[Excerpted data start]

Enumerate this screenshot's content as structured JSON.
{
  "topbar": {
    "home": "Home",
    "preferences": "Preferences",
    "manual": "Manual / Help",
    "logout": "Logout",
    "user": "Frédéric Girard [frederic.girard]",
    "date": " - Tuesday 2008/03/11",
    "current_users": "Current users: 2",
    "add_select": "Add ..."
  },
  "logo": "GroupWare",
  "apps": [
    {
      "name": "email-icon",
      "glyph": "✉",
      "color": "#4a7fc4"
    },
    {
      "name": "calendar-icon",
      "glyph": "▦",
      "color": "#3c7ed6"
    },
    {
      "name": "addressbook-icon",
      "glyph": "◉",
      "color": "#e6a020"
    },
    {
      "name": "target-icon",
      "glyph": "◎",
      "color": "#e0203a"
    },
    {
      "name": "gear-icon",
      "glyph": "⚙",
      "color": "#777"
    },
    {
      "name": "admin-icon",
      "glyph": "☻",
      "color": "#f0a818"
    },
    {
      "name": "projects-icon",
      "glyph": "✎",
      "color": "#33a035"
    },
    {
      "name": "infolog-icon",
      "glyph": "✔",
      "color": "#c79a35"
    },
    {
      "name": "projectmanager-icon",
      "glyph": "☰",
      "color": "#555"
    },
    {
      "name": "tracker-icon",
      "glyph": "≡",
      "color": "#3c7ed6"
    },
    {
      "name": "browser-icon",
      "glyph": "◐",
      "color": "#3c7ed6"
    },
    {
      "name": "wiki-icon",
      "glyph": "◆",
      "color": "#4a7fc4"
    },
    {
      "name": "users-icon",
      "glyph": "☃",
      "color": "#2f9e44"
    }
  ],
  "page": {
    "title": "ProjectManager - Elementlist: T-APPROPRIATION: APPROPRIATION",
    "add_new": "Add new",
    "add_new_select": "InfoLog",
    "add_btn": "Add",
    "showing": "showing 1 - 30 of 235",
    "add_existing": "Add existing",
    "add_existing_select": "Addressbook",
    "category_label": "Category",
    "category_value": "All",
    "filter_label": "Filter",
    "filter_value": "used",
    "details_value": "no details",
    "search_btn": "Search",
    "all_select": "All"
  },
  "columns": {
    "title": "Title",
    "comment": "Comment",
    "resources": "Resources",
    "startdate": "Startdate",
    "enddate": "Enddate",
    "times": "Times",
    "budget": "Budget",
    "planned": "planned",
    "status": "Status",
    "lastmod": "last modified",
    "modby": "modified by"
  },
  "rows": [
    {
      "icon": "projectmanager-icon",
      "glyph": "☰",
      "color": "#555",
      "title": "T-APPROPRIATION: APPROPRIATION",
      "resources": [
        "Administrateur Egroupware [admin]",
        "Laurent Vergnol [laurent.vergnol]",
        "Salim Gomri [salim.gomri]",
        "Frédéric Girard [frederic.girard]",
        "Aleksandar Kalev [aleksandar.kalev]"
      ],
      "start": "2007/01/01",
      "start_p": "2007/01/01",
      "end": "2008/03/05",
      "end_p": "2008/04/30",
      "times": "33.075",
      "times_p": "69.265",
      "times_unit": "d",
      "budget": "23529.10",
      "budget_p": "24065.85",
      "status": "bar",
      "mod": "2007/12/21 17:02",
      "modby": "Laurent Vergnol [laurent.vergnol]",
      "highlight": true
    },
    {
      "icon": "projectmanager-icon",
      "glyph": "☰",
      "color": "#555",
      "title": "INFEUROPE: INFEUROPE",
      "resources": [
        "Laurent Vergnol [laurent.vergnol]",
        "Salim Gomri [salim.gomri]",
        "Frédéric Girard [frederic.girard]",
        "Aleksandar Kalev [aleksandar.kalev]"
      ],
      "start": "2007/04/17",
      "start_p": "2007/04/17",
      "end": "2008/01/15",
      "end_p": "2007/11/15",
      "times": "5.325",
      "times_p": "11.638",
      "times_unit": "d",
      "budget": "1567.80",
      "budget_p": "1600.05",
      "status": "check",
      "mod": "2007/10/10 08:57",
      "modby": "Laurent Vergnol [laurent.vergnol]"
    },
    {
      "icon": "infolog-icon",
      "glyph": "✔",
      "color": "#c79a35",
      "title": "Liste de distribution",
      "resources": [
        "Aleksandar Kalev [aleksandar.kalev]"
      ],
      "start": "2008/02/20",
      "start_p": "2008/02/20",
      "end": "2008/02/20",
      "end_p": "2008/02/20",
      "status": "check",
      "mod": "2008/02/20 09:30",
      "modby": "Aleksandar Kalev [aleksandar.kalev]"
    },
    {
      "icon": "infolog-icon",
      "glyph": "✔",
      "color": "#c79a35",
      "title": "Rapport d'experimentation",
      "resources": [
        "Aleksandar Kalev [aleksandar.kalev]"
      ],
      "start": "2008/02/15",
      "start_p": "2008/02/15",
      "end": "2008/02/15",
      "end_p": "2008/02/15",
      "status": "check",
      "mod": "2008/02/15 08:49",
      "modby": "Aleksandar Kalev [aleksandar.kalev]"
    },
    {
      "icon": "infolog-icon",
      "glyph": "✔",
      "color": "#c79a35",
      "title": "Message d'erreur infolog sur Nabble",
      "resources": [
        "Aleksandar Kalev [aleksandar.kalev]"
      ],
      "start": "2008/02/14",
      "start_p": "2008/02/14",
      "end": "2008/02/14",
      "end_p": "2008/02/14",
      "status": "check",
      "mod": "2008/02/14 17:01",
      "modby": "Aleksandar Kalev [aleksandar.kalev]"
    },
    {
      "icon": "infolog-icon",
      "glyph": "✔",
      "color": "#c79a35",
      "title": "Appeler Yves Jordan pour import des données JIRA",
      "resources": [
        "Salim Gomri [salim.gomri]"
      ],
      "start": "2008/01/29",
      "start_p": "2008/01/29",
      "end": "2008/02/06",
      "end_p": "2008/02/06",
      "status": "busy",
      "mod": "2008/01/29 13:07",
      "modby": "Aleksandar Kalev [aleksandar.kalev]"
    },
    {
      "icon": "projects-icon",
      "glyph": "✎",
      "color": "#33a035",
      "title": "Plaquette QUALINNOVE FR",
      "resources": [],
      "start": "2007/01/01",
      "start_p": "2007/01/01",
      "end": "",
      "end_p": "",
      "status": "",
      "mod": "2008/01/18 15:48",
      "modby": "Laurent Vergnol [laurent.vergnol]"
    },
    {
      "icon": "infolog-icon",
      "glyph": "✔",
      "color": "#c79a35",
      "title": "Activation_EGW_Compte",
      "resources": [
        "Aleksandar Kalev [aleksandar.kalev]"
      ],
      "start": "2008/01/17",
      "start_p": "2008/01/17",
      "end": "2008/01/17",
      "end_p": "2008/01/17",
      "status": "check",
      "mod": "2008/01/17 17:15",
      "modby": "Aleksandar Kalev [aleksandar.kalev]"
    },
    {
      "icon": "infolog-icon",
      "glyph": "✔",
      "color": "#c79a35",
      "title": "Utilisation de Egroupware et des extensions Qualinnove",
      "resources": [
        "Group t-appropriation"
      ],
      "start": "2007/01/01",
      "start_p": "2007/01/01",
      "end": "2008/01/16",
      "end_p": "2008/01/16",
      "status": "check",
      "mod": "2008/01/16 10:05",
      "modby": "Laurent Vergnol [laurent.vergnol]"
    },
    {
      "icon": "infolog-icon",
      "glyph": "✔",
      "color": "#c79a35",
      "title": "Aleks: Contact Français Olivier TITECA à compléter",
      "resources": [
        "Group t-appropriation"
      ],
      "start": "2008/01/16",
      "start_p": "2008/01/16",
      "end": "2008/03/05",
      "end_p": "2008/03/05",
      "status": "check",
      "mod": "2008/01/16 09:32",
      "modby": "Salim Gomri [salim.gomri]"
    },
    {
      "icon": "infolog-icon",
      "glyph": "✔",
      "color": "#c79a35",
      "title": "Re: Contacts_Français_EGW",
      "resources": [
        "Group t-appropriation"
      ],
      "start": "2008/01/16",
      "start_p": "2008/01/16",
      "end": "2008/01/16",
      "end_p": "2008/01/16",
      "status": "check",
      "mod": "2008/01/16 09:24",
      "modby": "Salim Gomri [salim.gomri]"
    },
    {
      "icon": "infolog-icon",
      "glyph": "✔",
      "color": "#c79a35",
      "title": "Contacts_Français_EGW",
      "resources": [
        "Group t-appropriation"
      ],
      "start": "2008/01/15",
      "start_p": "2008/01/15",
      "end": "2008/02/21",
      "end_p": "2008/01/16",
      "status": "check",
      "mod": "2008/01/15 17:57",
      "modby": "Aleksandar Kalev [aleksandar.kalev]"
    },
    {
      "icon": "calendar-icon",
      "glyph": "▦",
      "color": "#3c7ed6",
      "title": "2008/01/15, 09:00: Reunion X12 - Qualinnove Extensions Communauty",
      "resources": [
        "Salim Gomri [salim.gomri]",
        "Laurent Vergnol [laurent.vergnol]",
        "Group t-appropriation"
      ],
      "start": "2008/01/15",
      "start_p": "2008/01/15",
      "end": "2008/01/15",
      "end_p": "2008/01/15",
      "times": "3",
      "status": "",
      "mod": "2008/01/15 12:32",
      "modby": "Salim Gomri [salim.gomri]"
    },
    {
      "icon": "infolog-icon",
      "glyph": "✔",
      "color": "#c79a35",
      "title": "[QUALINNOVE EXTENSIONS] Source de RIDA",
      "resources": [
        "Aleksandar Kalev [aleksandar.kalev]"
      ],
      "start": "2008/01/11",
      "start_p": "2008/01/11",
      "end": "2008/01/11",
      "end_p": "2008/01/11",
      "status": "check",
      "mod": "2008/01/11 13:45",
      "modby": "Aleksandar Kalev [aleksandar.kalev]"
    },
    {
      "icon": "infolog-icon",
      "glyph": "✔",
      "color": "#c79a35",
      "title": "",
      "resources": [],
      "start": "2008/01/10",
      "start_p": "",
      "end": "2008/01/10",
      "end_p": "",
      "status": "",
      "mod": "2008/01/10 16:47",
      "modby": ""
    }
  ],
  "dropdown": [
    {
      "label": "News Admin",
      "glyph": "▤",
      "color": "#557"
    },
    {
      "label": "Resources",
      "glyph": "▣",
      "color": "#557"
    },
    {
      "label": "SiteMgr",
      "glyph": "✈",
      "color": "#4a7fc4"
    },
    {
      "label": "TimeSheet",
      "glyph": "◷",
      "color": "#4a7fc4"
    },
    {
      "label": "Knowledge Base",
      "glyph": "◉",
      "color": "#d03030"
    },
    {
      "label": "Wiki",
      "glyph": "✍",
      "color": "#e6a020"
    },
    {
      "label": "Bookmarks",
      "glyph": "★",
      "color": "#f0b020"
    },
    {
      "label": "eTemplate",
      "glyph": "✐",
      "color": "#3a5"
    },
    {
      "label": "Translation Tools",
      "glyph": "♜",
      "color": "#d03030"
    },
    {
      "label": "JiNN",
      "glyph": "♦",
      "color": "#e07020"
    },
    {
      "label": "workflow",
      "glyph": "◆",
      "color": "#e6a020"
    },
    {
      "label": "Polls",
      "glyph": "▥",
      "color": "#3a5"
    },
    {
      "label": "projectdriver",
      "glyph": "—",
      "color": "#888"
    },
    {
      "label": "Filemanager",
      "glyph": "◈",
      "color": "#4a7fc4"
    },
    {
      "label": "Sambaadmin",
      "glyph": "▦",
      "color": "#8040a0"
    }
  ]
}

[Excerpted data end]

▸ Stated problem
Search the data for the string "Egroupware" and copy each line where it appears.

▸ Response to this task
        "Administrateur Egroupware [admin]",
      "title": "Utilisation de Egroupware et des extensions Qualinnove",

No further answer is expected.